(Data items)
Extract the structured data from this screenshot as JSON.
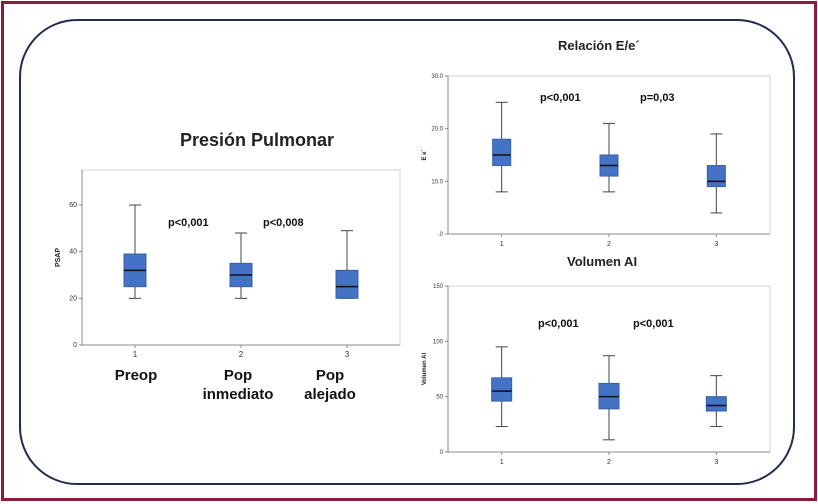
{
  "chart_data": [
    {
      "type": "box",
      "title": "Presión Pulmonar",
      "ylabel": "PSAP",
      "xlabel": "",
      "ylim": [
        0,
        75
      ],
      "yticks": [
        "0",
        "20",
        "40",
        "60"
      ],
      "categories": [
        "1",
        "2",
        "3"
      ],
      "category_names": [
        [
          "Preop"
        ],
        [
          "Pop",
          "inmediato"
        ],
        [
          "Pop",
          "alejado"
        ]
      ],
      "boxes": [
        {
          "min": 20,
          "q1": 25,
          "median": 32,
          "q3": 39,
          "max": 60
        },
        {
          "min": 20,
          "q1": 25,
          "median": 30,
          "q3": 35,
          "max": 48
        },
        {
          "min": 20,
          "q1": 20,
          "median": 25,
          "q3": 32,
          "max": 49
        }
      ],
      "annotations": [
        "p<0,001",
        "p<0,008"
      ],
      "color": "#4472c4"
    },
    {
      "type": "box",
      "title": "Relación E/e´",
      "ylabel": "E e´",
      "xlabel": "",
      "ylim": [
        0,
        30
      ],
      "yticks": [
        ".0",
        "10.0",
        "20.0",
        "30.0"
      ],
      "categories": [
        "1",
        "2",
        "3"
      ],
      "boxes": [
        {
          "min": 8,
          "q1": 13,
          "median": 15,
          "q3": 18,
          "max": 25
        },
        {
          "min": 8,
          "q1": 11,
          "median": 13,
          "q3": 15,
          "max": 21
        },
        {
          "min": 4,
          "q1": 9,
          "median": 10,
          "q3": 13,
          "max": 19
        }
      ],
      "annotations": [
        "p<0,001",
        "p=0,03"
      ],
      "color": "#4472c4"
    },
    {
      "type": "box",
      "title": "Volumen AI",
      "ylabel": "Volumen AI",
      "xlabel": "",
      "ylim": [
        0,
        150
      ],
      "yticks": [
        "0",
        "50",
        "100",
        "150"
      ],
      "categories": [
        "1",
        "2",
        "3"
      ],
      "boxes": [
        {
          "min": 23,
          "q1": 46,
          "median": 55,
          "q3": 67,
          "max": 95
        },
        {
          "min": 11,
          "q1": 39,
          "median": 50,
          "q3": 62,
          "max": 87
        },
        {
          "min": 23,
          "q1": 37,
          "median": 42,
          "q3": 50,
          "max": 69
        }
      ],
      "annotations": [
        "p<0,001",
        "p<0,001"
      ],
      "color": "#4472c4"
    }
  ]
}
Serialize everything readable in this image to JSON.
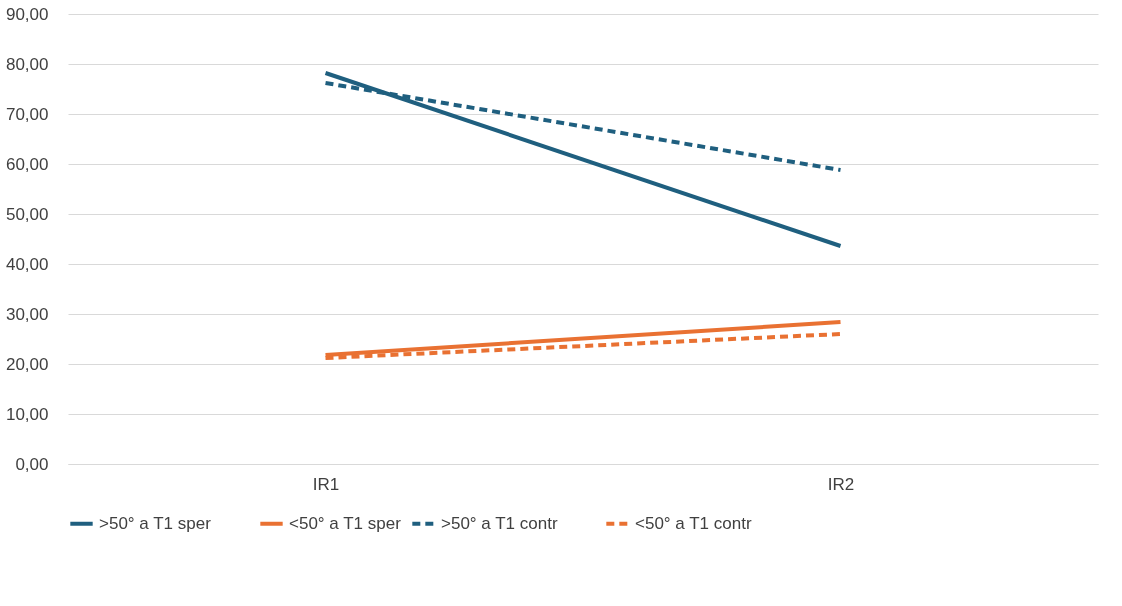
{
  "chart_data": {
    "type": "line",
    "categories": [
      "IR1",
      "IR2"
    ],
    "series": [
      {
        "name": ">50° a T1 sper",
        "color": "#1f5f7f",
        "line_style": "solid",
        "values": [
          78.2,
          43.6
        ]
      },
      {
        "name": "<50° a T1 sper",
        "color": "#e97132",
        "line_style": "solid",
        "values": [
          21.8,
          28.4
        ]
      },
      {
        "name": ">50° a T1 contr",
        "color": "#1f5f7f",
        "line_style": "dashed",
        "values": [
          76.2,
          58.8
        ]
      },
      {
        "name": "<50° a T1 contr",
        "color": "#e97132",
        "line_style": "dashed",
        "values": [
          21.2,
          26.0
        ]
      }
    ],
    "ylim": [
      0,
      90
    ],
    "yticks": [
      {
        "value": 0,
        "label": "0,00"
      },
      {
        "value": 10,
        "label": "10,00"
      },
      {
        "value": 20,
        "label": "20,00"
      },
      {
        "value": 30,
        "label": "30,00"
      },
      {
        "value": 40,
        "label": "40,00"
      },
      {
        "value": 50,
        "label": "50,00"
      },
      {
        "value": 60,
        "label": "60,00"
      },
      {
        "value": 70,
        "label": "70,00"
      },
      {
        "value": 80,
        "label": "80,00"
      },
      {
        "value": 90,
        "label": "90,00"
      }
    ],
    "grid": "y",
    "legend": "bottom",
    "marker": "none"
  }
}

• **Short problem**: Copy each line of the preceding data that contains the string "this".

• **Written response**:
Extract the structured data from this screenshot as JSON.
Serialize everything readable in this image to JSON.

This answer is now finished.